Stored records >>

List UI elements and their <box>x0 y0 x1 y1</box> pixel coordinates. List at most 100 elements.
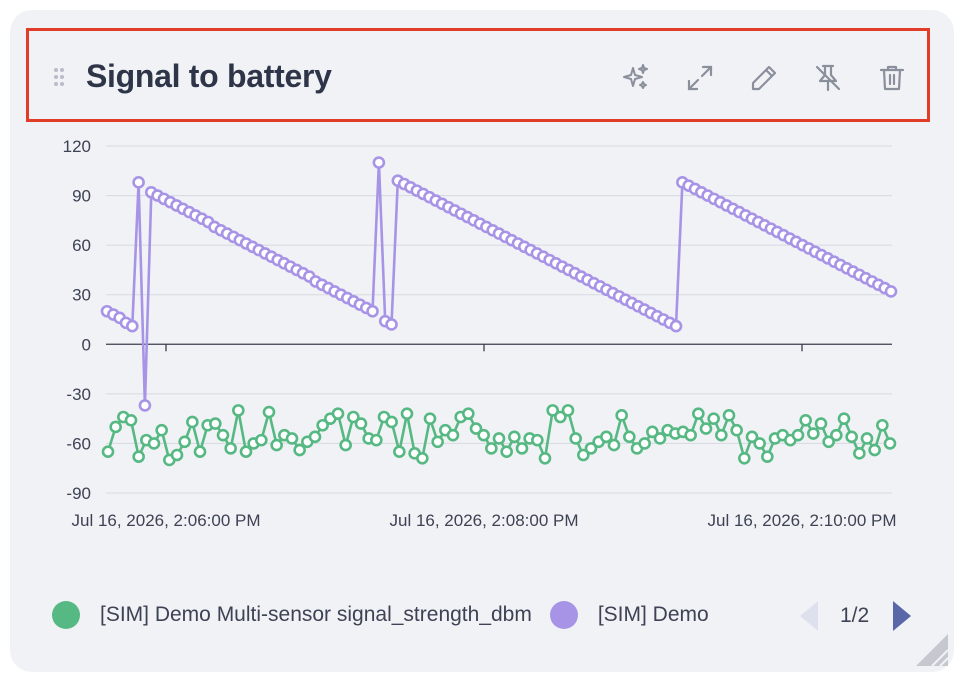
data-point-signal <box>370 433 383 447</box>
y-tick-label: 0 <box>82 335 91 354</box>
data-point-battery <box>372 156 386 169</box>
legend-swatch-purple <box>549 601 578 629</box>
data-point-signal <box>607 438 621 452</box>
legend-swatch-green <box>52 601 80 629</box>
data-point-signal <box>262 405 276 419</box>
edit-pencil-icon <box>751 65 777 91</box>
data-point-signal <box>538 451 552 465</box>
data-point-battery <box>125 319 139 333</box>
y-tick-label: -30 <box>66 385 91 404</box>
data-point-signal <box>684 428 697 442</box>
data-point-signal <box>446 428 460 442</box>
data-point-signal <box>561 404 575 417</box>
widget-header-highlight <box>26 28 930 122</box>
y-tick-label: 120 <box>63 137 91 156</box>
data-point-signal <box>400 407 414 420</box>
data-point-signal <box>745 430 759 444</box>
data-point-signal <box>738 451 751 465</box>
data-point-signal <box>339 438 352 452</box>
data-point-signal <box>293 443 306 457</box>
data-point-battery <box>884 285 898 298</box>
data-point-signal <box>508 430 521 444</box>
data-point-battery <box>138 399 152 412</box>
resize-handle-icon[interactable] <box>914 632 950 668</box>
y-tick-label: 90 <box>72 187 91 206</box>
data-point-signal <box>531 433 544 447</box>
chart-legend: [SIM] Demo Multi-sensor signal_strength_… <box>52 598 727 632</box>
data-point-signal <box>638 437 651 450</box>
data-point-signal <box>385 415 398 429</box>
data-point-signal <box>224 442 237 455</box>
x-tick-label: Jul 16, 2026, 2:10:00 PM <box>707 511 896 530</box>
data-point-signal <box>492 432 506 445</box>
expand-button[interactable] <box>682 60 718 96</box>
delete-trash-icon <box>879 65 905 91</box>
data-point-signal <box>308 430 322 444</box>
data-point-signal <box>753 437 766 450</box>
data-point-signal <box>853 447 866 460</box>
y-tick-label: -90 <box>66 484 91 503</box>
data-point-signal <box>186 415 199 429</box>
series-line-battery <box>106 161 892 407</box>
data-point-battery <box>132 176 145 189</box>
data-point-signal <box>868 443 881 457</box>
data-point-signal <box>584 442 598 455</box>
widget-title: Signal to battery <box>86 58 332 94</box>
data-point-signal <box>477 428 490 442</box>
data-point-signal <box>178 435 191 449</box>
data-point-signal <box>270 438 283 452</box>
data-point-signal <box>569 432 582 445</box>
data-point-signal <box>761 450 774 463</box>
data-point-signal <box>354 417 368 430</box>
data-point-signal <box>469 422 483 435</box>
data-point-battery <box>366 304 379 318</box>
data-point-signal <box>814 417 828 430</box>
data-point-signal <box>485 442 498 455</box>
data-point-signal <box>807 427 820 440</box>
drag-handle-icon[interactable] <box>52 66 66 88</box>
legend-label-battery: [SIM] Demo <box>597 603 709 626</box>
ai-sparkle-icon <box>623 64 648 89</box>
data-point-signal <box>462 407 475 420</box>
legend-label-signal: [SIM] Demo Multi-sensor signal_strength_… <box>100 603 532 626</box>
legend-item-battery[interactable]: [SIM] Demo <box>549 601 709 629</box>
data-point-signal <box>255 433 268 447</box>
data-point-signal <box>791 428 805 442</box>
data-point-signal <box>347 410 360 424</box>
data-point-signal <box>500 445 513 458</box>
unpin-button[interactable] <box>810 60 846 96</box>
expand-icon <box>687 65 713 91</box>
data-point-signal <box>830 428 843 442</box>
line-chart[interactable]: 120 90 60 30 0 -30 -60 -90 Jul 16, 2026, 2:06:00… <box>0 0 962 600</box>
data-point-signal <box>699 422 713 435</box>
data-point-signal <box>600 430 613 444</box>
data-point-signal <box>715 428 728 442</box>
data-point-signal <box>170 448 184 462</box>
legend-item-signal[interactable]: [SIM] Demo Multi-sensor signal_strength_… <box>52 601 532 629</box>
data-point-signal <box>193 445 207 458</box>
data-point-signal <box>423 412 437 425</box>
data-point-signal <box>285 432 299 445</box>
data-point-signal <box>822 435 835 449</box>
data-point-signal <box>431 435 444 449</box>
x-tick-label: Jul 16, 2026, 2:08:00 PM <box>389 511 578 530</box>
ai-sparkle-button[interactable] <box>618 60 654 96</box>
data-point-signal <box>707 412 720 425</box>
data-point-signal <box>883 437 897 450</box>
data-point-signal <box>316 418 329 432</box>
legend-prev-arrow-icon[interactable] <box>800 601 818 631</box>
data-point-battery <box>385 318 398 331</box>
data-point-signal <box>646 425 659 439</box>
delete-button[interactable] <box>874 60 910 96</box>
y-tick-label: 60 <box>72 236 91 255</box>
legend-next-arrow-icon[interactable] <box>893 601 912 631</box>
data-point-signal <box>845 430 858 444</box>
data-point-signal <box>155 423 168 437</box>
data-point-signal <box>722 409 736 422</box>
edit-button[interactable] <box>746 60 782 96</box>
data-point-signal <box>876 418 889 432</box>
data-point-signal <box>515 442 529 455</box>
data-point-signal <box>239 445 253 458</box>
data-point-signal <box>109 420 122 434</box>
data-point-signal <box>331 407 345 420</box>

What needs to be done >> Turn every line of the records above into a numbered list, omitting blank lines. Do not include the pictures in your answer.

Written solution >>
1. List UI elements and their <box>x0 y0 x1 y1</box> pixel coordinates. List at most 100 elements.
2. data-point-signal <box>370 433 383 447</box>
3. y-tick-label: 0 <box>82 335 91 354</box>
4. data-point-battery <box>372 156 386 169</box>
5. legend-swatch-purple <box>549 601 578 629</box>
6. data-point-signal <box>607 438 621 452</box>
7. legend-swatch-green <box>52 601 80 629</box>
8. data-point-signal <box>262 405 276 419</box>
9. edit-pencil-icon <box>751 65 777 91</box>
10. data-point-signal <box>538 451 552 465</box>
11. data-point-battery <box>125 319 139 333</box>
12. y-tick-label: -30 <box>66 385 91 404</box>
13. data-point-signal <box>684 428 697 442</box>
14. data-point-signal <box>446 428 460 442</box>
15. data-point-signal <box>561 404 575 417</box>
16. widget-header-highlight <box>26 28 930 122</box>
17. y-tick-label: 120 <box>63 137 91 156</box>
18. data-point-signal <box>400 407 414 420</box>
19. data-point-signal <box>745 430 759 444</box>
20. data-point-signal <box>738 451 751 465</box>
21. data-point-signal <box>339 438 352 452</box>
22. data-point-signal <box>293 443 306 457</box>
23. data-point-battery <box>884 285 898 298</box>
24. data-point-signal <box>508 430 521 444</box>
25. data-point-battery <box>138 399 152 412</box>
26. resize-handle-icon[interactable] <box>914 632 950 668</box>
27. y-tick-label: 90 <box>72 187 91 206</box>
28. data-point-signal <box>531 433 544 447</box>
29. chart-legend: [SIM] Demo Multi-sensor signal_strength_… <box>52 598 727 632</box>
30. data-point-signal <box>638 437 651 450</box>
31. data-point-signal <box>385 415 398 429</box>
32. data-point-signal <box>224 442 237 455</box>
33. x-tick-label: Jul 16, 2026, 2:10:00 PM <box>707 511 896 530</box>
34. data-point-signal <box>492 432 506 445</box>
35. expand-button[interactable] <box>682 60 718 96</box>
36. delete-trash-icon <box>879 65 905 91</box>
37. data-point-signal <box>308 430 322 444</box>
38. data-point-signal <box>753 437 766 450</box>
39. data-point-signal <box>853 447 866 460</box>
40. y-tick-label: -90 <box>66 484 91 503</box>
41. data-point-signal <box>186 415 199 429</box>
42. series-line-battery <box>106 161 892 407</box>
43. data-point-battery <box>132 176 145 189</box>
44. data-point-signal <box>868 443 881 457</box>
45. data-point-signal <box>584 442 598 455</box>
46. widget-title: Signal to battery <box>86 58 332 94</box>
47. data-point-signal <box>477 428 490 442</box>
48. data-point-signal <box>178 435 191 449</box>
49. data-point-signal <box>270 438 283 452</box>
50. data-point-signal <box>569 432 582 445</box>
51. data-point-signal <box>761 450 774 463</box>
52. data-point-signal <box>354 417 368 430</box>
53. data-point-signal <box>469 422 483 435</box>
54. data-point-battery <box>366 304 379 318</box>
55. data-point-signal <box>814 417 828 430</box>
56. data-point-signal <box>485 442 498 455</box>
57. data-point-signal <box>807 427 820 440</box>
58. drag-handle-icon[interactable] <box>52 66 66 88</box>
59. legend-label-battery: [SIM] Demo <box>597 603 709 626</box>
60. ai-sparkle-icon <box>623 64 648 89</box>
61. data-point-signal <box>462 407 475 420</box>
62. legend-label-signal: [SIM] Demo Multi-sensor signal_strength_… <box>100 603 532 626</box>
63. legend-item-battery[interactable]: [SIM] Demo <box>549 601 709 629</box>
64. data-point-signal <box>255 433 268 447</box>
65. data-point-signal <box>791 428 805 442</box>
66. data-point-signal <box>347 410 360 424</box>
67. data-point-signal <box>500 445 513 458</box>
68. unpin-button[interactable] <box>810 60 846 96</box>
69. expand-icon <box>687 65 713 91</box>
70. data-point-signal <box>830 428 843 442</box>
71. line-chart[interactable]: 120 90 60 30 0 -30 -60 -90 Jul 16, 2026, 2:06:00… <box>0 0 962 600</box>
72. data-point-signal <box>699 422 713 435</box>
73. data-point-signal <box>600 430 613 444</box>
74. data-point-signal <box>715 428 728 442</box>
75. data-point-signal <box>170 448 184 462</box>
76. legend-item-signal[interactable]: [SIM] Demo Multi-sensor signal_strength_… <box>52 601 532 629</box>
77. data-point-signal <box>193 445 207 458</box>
78. data-point-signal <box>423 412 437 425</box>
79. data-point-signal <box>285 432 299 445</box>
80. data-point-signal <box>822 435 835 449</box>
81. data-point-signal <box>431 435 444 449</box>
82. x-tick-label: Jul 16, 2026, 2:08:00 PM <box>389 511 578 530</box>
83. ai-sparkle-button[interactable] <box>618 60 654 96</box>
84. data-point-signal <box>707 412 720 425</box>
85. data-point-signal <box>883 437 897 450</box>
86. data-point-signal <box>316 418 329 432</box>
87. legend-prev-arrow-icon[interactable] <box>800 601 818 631</box>
88. data-point-battery <box>385 318 398 331</box>
89. data-point-signal <box>646 425 659 439</box>
90. delete-button[interactable] <box>874 60 910 96</box>
91. y-tick-label: 60 <box>72 236 91 255</box>
92. legend-next-arrow-icon[interactable] <box>893 601 912 631</box>
93. data-point-signal <box>845 430 858 444</box>
94. data-point-signal <box>155 423 168 437</box>
95. data-point-signal <box>722 409 736 422</box>
96. edit-button[interactable] <box>746 60 782 96</box>
97. data-point-signal <box>876 418 889 432</box>
98. data-point-signal <box>515 442 529 455</box>
99. data-point-signal <box>239 445 253 458</box>
100. data-point-signal <box>109 420 122 434</box>
101. data-point-signal <box>331 407 345 420</box>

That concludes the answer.